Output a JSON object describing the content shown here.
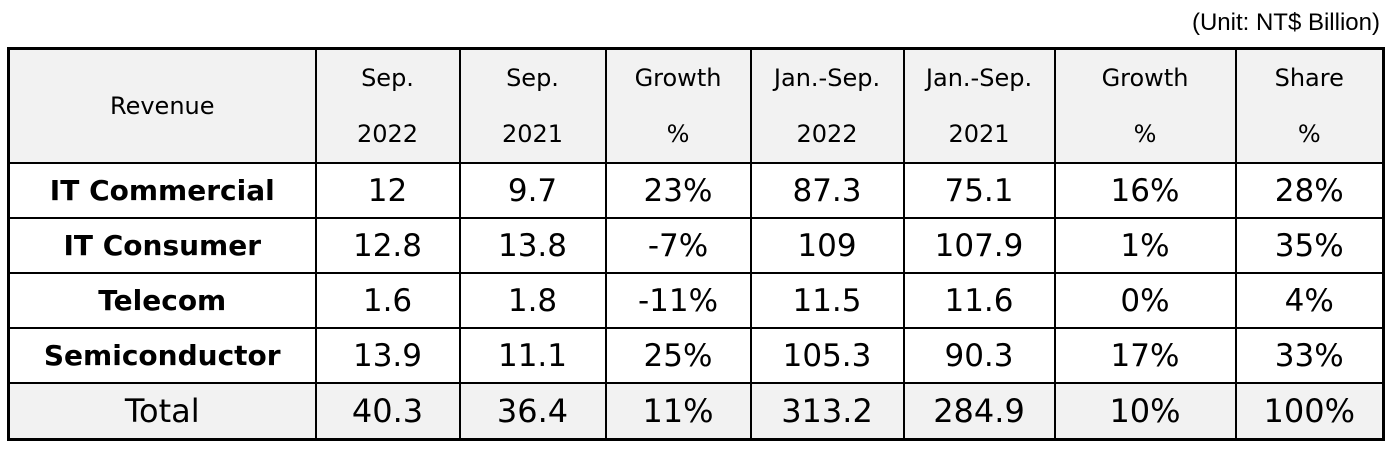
{
  "unit_label": "(Unit: NT$ Billion)",
  "chart_data": {
    "type": "table",
    "columns": [
      {
        "line1": "Revenue",
        "line2": ""
      },
      {
        "line1": "Sep.",
        "line2": "2022"
      },
      {
        "line1": "Sep.",
        "line2": "2021"
      },
      {
        "line1": "Growth",
        "line2": "%"
      },
      {
        "line1": "Jan.-Sep.",
        "line2": "2022"
      },
      {
        "line1": "Jan.-Sep.",
        "line2": "2021"
      },
      {
        "line1": "Growth",
        "line2": "%"
      },
      {
        "line1": "Share",
        "line2": "%"
      }
    ],
    "rows": [
      [
        "IT Commercial",
        "12",
        "9.7",
        "23%",
        "87.3",
        "75.1",
        "16%",
        "28%"
      ],
      [
        "IT Consumer",
        "12.8",
        "13.8",
        "-7%",
        "109",
        "107.9",
        "1%",
        "35%"
      ],
      [
        "Telecom",
        "1.6",
        "1.8",
        "-11%",
        "11.5",
        "11.6",
        "0%",
        "4%"
      ],
      [
        "Semiconductor",
        "13.9",
        "11.1",
        "25%",
        "105.3",
        "90.3",
        "17%",
        "33%"
      ]
    ],
    "total": [
      "Total",
      "40.3",
      "36.4",
      "11%",
      "313.2",
      "284.9",
      "10%",
      "100%"
    ]
  }
}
※
**Problem description**
Transcribe all the data word for word; the images stay out.

**Finished exercise**
Output a JSON object describing the content shown here.
{
  "unit_label": "(Unit: NT$ Billion)",
  "chart_data": {
    "type": "table",
    "columns": [
      {
        "line1": "Revenue",
        "line2": ""
      },
      {
        "line1": "Sep.",
        "line2": "2022"
      },
      {
        "line1": "Sep.",
        "line2": "2021"
      },
      {
        "line1": "Growth",
        "line2": "%"
      },
      {
        "line1": "Jan.-Sep.",
        "line2": "2022"
      },
      {
        "line1": "Jan.-Sep.",
        "line2": "2021"
      },
      {
        "line1": "Growth",
        "line2": "%"
      },
      {
        "line1": "Share",
        "line2": "%"
      }
    ],
    "rows": [
      [
        "IT Commercial",
        "12",
        "9.7",
        "23%",
        "87.3",
        "75.1",
        "16%",
        "28%"
      ],
      [
        "IT Consumer",
        "12.8",
        "13.8",
        "-7%",
        "109",
        "107.9",
        "1%",
        "35%"
      ],
      [
        "Telecom",
        "1.6",
        "1.8",
        "-11%",
        "11.5",
        "11.6",
        "0%",
        "4%"
      ],
      [
        "Semiconductor",
        "13.9",
        "11.1",
        "25%",
        "105.3",
        "90.3",
        "17%",
        "33%"
      ]
    ],
    "total": [
      "Total",
      "40.3",
      "36.4",
      "11%",
      "313.2",
      "284.9",
      "10%",
      "100%"
    ]
  }
}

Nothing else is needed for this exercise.